> _Instructions for the task_:
Print the records below word for word, but leave out the pictures.

Saved entries:
START

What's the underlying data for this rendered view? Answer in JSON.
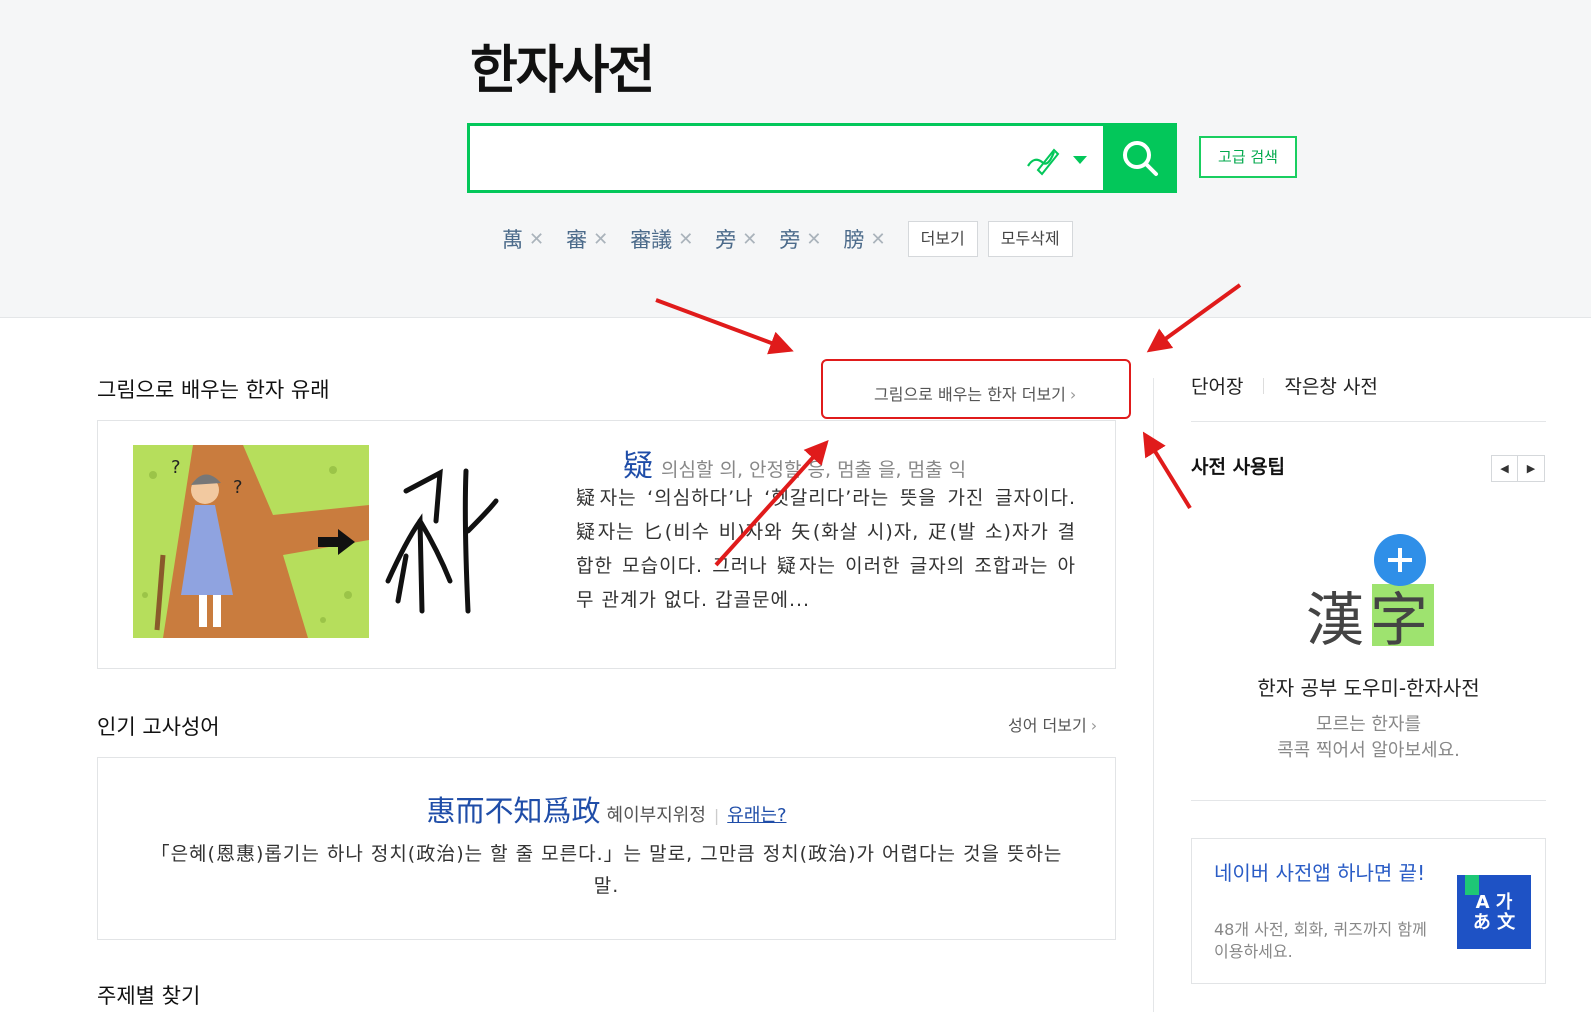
{
  "header": {
    "logo": "한자사전",
    "search": {
      "value": "",
      "placeholder": ""
    },
    "advanced_search": "고급 검색",
    "recent": [
      "萬",
      "審",
      "審議",
      "旁",
      "旁",
      "膀"
    ],
    "more": "더보기",
    "delete_all": "모두삭제"
  },
  "etymology": {
    "title": "그림으로 배우는 한자 유래",
    "more": "그림으로 배우는 한자 더보기",
    "char": "疑",
    "readings": "의심할 의, 안정할 응, 멈출 을, 멈출 익",
    "description": "疑자는 ‘의심하다’나 ‘헷갈리다’라는 뜻을 가진 글자이다. 疑자는 匕(비수 비)자와 矢(화살 시)자, 疋(발 소)자가 결합한 모습이다. 그러나 疑자는 이러한 글자의 조합과는 아무 관계가 없다. 갑골문에..."
  },
  "idiom": {
    "title": "인기 고사성어",
    "more": "성어 더보기",
    "text": "惠而不知爲政",
    "reading": "혜이부지위정",
    "origin_link": "유래는?",
    "meaning": "「은혜(恩惠)롭기는 하나 정치(政治)는 할 줄 모른다.」는 말로, 그만큼 정치(政治)가 어렵다는 것을 뜻하는 말."
  },
  "next_section": {
    "title": "주제별 찾기"
  },
  "sidebar": {
    "links": [
      "단어장",
      "작은창 사전"
    ],
    "tips_title": "사전 사용팁",
    "pager": {
      "prev": "◀",
      "next": "▶"
    },
    "promo": {
      "char1": "漢",
      "char2": "字",
      "title": "한자 공부 도우미-한자사전",
      "subtitle_line1": "모르는 한자를",
      "subtitle_line2": "콕콕 찍어서 알아보세요."
    },
    "app": {
      "title": "네이버 사전앱 하나면 끝!",
      "subtitle": "48개 사전, 회화, 퀴즈까지 함께 이용하세요.",
      "icon_line1": "A 가",
      "icon_line2": "あ 文"
    }
  },
  "colors": {
    "brand_green": "#03c75a",
    "link_blue": "#1f4da8",
    "annotation_red": "#e01b1b"
  }
}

END

> _Answer to this exercise_:
What's the underlying data for this rendered view? Answer in JSON.
{
  "header": {
    "logo": "한자사전",
    "search": {
      "value": "",
      "placeholder": ""
    },
    "advanced_search": "고급 검색",
    "recent": [
      "萬",
      "審",
      "審議",
      "旁",
      "旁",
      "膀"
    ],
    "more": "더보기",
    "delete_all": "모두삭제"
  },
  "etymology": {
    "title": "그림으로 배우는 한자 유래",
    "more": "그림으로 배우는 한자 더보기",
    "char": "疑",
    "readings": "의심할 의, 안정할 응, 멈출 을, 멈출 익",
    "description": "疑자는 ‘의심하다’나 ‘헷갈리다’라는 뜻을 가진 글자이다. 疑자는 匕(비수 비)자와 矢(화살 시)자, 疋(발 소)자가 결합한 모습이다. 그러나 疑자는 이러한 글자의 조합과는 아무 관계가 없다. 갑골문에..."
  },
  "idiom": {
    "title": "인기 고사성어",
    "more": "성어 더보기",
    "text": "惠而不知爲政",
    "reading": "혜이부지위정",
    "origin_link": "유래는?",
    "meaning": "「은혜(恩惠)롭기는 하나 정치(政治)는 할 줄 모른다.」는 말로, 그만큼 정치(政治)가 어렵다는 것을 뜻하는 말."
  },
  "next_section": {
    "title": "주제별 찾기"
  },
  "sidebar": {
    "links": [
      "단어장",
      "작은창 사전"
    ],
    "tips_title": "사전 사용팁",
    "pager": {
      "prev": "◀",
      "next": "▶"
    },
    "promo": {
      "char1": "漢",
      "char2": "字",
      "title": "한자 공부 도우미-한자사전",
      "subtitle_line1": "모르는 한자를",
      "subtitle_line2": "콕콕 찍어서 알아보세요."
    },
    "app": {
      "title": "네이버 사전앱 하나면 끝!",
      "subtitle": "48개 사전, 회화, 퀴즈까지 함께 이용하세요.",
      "icon_line1": "A 가",
      "icon_line2": "あ 文"
    }
  },
  "colors": {
    "brand_green": "#03c75a",
    "link_blue": "#1f4da8",
    "annotation_red": "#e01b1b"
  }
}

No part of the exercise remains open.